Entonces siempre hay uno que se levanta y dice: «No, pero la ciencia lo va a solucionar».

¡Eso es un pensamiento religioso! Pensar que la ciencia va a sustituir a Dios es pensamiento mágico.

No tenemos ninguna fuente de energía barata. «El Sol», me dicen. Sí, pero no se puede acumular.

A la ciencia ahora de pronto se le atribuyen las cualidades de la religión, incluyendo la inmortalidad. Es decir, vamos a tener energía limpia, de todo, gratis, y además vamos a ser inmortales.

¿Y quién lo va a hacer? «La ciencia». Eso es pensamiento mágico.

Lo que la ciencia dice, en realidad, es: «Si no quieres tener cáncer de pulmón, no fumes». No te dice: «Tú fuma, que yo ya voy a encontrar la forma de evitar el cáncer de pulmón» o «tú come muchas grasas, que yo te voy a solucionar el problema de la arterioesclerosis».

No, te dice: «No comas grasas y no fumes, porque te vas a enfermar».

La verdadera ciencia te pone frente a tus limitaciones y hay que renunciar.

¿Pero quién decide a qué se renuncia y quién lo tiene que hacer?

Por ejemplo, en Madrid, dentro de toda esta tragedia, ha surgido una discusión interesante.

Para poder reabrir las cafeterías, hay que distanciar a la gente. «Para eso necesitamos toda la acera», dicen los dueños. «Como vamos a tener menos clientes, necesitamos más espacio».

«Un momento ¿nos van a quitar toda la acera? La acera es nuestra», dicen los vecinos.

Consecuencia: habrá que organizarlo. No todo el mundo puede tener lo que quiere. Es decir, no van a poder ocupar toda la acera, pero tienen el derecho a recuperarse económicamente.

Es un ejemplo, pero se llama armonización social y lo hace la política, en el sentido más noble de la palabra. Y ahora hay mucho espacio para la política.

Tú dices que es la hora de la ciencia y yo digo que lo es de la política.

La política tiene que ordenar y organizar los múltiples intereses en conflicto, no la ciencia. La ciencia no debe decir cómo se tienen que organizar las residencias de ancianos.

Ahora tendrá que ver la sociedad, a través de sus representantes, cómo lo organiza todo y cómo hace compatibles el turismo, la economía, los viajes, los derechos de las personas.
----
- **QUÉ HACER**
1. Responde estas preguntas sobre el fragmento de ciencia y política:
(a) ¿Qué fuente de energía le proponen al que habla, y qué pega le pone él?
(b) En la discusión de Madrid, ¿qué piden los dueños de las cafeterías y por qué?
(c) Según el fragmento, ¿a quién le toca ordenar los intereses en conflicto?
2. Sigue escribiendo el fragmento sobre ciencia y política a partir de su última frase.
----
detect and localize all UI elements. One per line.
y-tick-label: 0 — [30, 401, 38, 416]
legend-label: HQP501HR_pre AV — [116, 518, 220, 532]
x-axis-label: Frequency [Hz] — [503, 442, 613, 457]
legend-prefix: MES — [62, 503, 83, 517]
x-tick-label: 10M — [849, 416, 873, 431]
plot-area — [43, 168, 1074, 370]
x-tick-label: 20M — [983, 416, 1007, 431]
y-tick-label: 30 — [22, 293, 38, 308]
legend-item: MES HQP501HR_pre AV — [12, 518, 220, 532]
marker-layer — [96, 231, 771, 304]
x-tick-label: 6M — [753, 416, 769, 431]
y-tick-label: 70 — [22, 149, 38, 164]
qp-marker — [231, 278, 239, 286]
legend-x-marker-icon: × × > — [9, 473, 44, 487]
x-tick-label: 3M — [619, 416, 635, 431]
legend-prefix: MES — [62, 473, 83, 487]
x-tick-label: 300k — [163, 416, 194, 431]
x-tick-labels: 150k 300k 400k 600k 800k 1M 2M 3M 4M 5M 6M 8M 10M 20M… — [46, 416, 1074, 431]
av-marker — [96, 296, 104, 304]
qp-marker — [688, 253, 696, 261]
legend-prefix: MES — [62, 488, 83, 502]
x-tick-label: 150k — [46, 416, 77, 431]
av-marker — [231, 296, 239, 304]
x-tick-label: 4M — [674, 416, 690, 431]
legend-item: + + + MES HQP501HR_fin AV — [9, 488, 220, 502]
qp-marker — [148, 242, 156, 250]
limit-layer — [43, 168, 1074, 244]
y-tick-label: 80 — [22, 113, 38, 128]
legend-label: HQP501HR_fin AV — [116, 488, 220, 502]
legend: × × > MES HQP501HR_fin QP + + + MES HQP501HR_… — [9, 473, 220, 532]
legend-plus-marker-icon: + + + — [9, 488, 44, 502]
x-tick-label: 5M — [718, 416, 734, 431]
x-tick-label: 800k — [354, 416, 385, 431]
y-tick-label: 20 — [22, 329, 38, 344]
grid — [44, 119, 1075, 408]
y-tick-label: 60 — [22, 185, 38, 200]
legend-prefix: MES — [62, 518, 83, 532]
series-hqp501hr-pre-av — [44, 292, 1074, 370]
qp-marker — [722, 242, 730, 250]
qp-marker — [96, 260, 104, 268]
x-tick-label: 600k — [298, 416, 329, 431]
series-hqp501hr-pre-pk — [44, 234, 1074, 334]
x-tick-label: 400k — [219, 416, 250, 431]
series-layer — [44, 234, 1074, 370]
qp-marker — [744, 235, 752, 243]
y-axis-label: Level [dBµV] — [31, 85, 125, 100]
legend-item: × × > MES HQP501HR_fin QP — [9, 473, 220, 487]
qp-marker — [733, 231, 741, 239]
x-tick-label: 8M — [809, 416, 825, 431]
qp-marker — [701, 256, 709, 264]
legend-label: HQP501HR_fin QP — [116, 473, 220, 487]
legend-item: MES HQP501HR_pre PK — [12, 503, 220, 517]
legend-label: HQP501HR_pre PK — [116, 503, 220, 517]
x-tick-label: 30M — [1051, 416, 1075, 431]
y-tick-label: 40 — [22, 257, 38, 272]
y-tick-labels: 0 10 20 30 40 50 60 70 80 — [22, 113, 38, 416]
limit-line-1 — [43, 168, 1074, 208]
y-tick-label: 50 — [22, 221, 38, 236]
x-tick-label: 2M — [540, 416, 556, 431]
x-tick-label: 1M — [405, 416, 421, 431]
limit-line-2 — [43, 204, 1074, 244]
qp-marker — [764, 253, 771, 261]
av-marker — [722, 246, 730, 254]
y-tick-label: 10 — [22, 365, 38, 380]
----
- **RESULTADOS POR TAREA**
1.
(a) El Sol; su pega es que no se puede acumular.
(b) Piden toda la acera, porque van a tener menos clientes y necesitan más espacio.
(c) A la política, no a la ciencia.

2.
Sobre el impacto de la pandemia en la historia, otros expertos coinciden en que más que remodelarla, la acelerará. ¿Qué opina usted de esto?

Me parece de lo más inteligente.

Esta pandemia es hija de esta sociedad. No se habría podido dar en otra época. Es impensable fuera de nuestra sociedad, nuestro mundo, pertenece a él.

Pero habría que preguntar por ejemplos. No hay teoría que resista los ejemplos.

Lo que va a desaparecer es algo que ya estaba desapareciendo. Habría acelerado la desaparición de algo que ya estaba ocurriendo.

Por lo tanto, podría pasar con el cine, pero no con el turismo. No es que los viajes estuvieran en decadencia y que esto sea la puntilla.

Hablar de futuro con un paleontólogo parece una paradoja…

Para nada. La gente me suele preguntar cómo va a ser el futuro, pero es que yo sé cómo va a ser. Soy el único profeta de verdad (ríe).

Viviremos todos en ciudades de 14 millones de habitantes, prácticamente toda la humanidad. Hay una tendencia hacia la globalización y la vida en grandes conurbaciones.

¿Cómo será la vida en México dentro de 150 años? Pues toda la gente vivirá en Ciudad de México.

A día de hoy, de los 56 millones de habitantes que tiene Inglaterra, unos 9 millones viven el gran Londres, la zona conurbada. Casi el 20%, se dice pronto. Ese es el futuro.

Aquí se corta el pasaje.